** begin Material for the task **

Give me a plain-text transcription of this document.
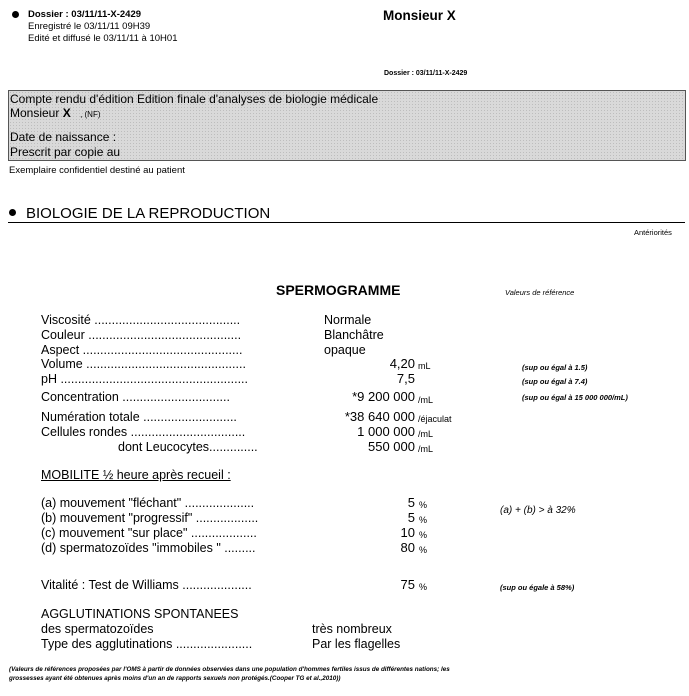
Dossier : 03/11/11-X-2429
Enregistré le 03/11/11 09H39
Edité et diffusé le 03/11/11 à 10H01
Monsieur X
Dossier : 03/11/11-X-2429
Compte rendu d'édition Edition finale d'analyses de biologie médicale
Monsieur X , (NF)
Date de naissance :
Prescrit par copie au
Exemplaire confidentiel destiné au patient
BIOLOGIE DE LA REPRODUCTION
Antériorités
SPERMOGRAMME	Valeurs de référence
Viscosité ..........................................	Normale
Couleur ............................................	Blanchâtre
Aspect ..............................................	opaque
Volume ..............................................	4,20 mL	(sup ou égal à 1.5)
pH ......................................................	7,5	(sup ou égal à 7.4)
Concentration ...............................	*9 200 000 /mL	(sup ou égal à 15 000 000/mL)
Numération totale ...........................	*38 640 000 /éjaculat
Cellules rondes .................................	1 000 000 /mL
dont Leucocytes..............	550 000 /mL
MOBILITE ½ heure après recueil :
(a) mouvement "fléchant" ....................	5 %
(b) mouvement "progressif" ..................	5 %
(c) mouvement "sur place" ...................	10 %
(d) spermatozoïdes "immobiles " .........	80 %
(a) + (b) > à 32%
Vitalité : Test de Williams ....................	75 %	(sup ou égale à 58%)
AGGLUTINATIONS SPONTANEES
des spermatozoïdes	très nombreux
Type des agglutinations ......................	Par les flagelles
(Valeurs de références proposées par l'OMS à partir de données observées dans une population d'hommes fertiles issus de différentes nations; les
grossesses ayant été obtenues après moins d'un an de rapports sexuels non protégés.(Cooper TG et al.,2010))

** end Material for the task **

* Task details *
From the material above, gather all lines that include the string "Valeurs" and copy them.

* Answer for the task *
SPERMOGRAMME	Valeurs de référence
(Valeurs de références proposées par l'OMS à partir de données observées dans une population d'hommes fertiles issus de différentes nations; les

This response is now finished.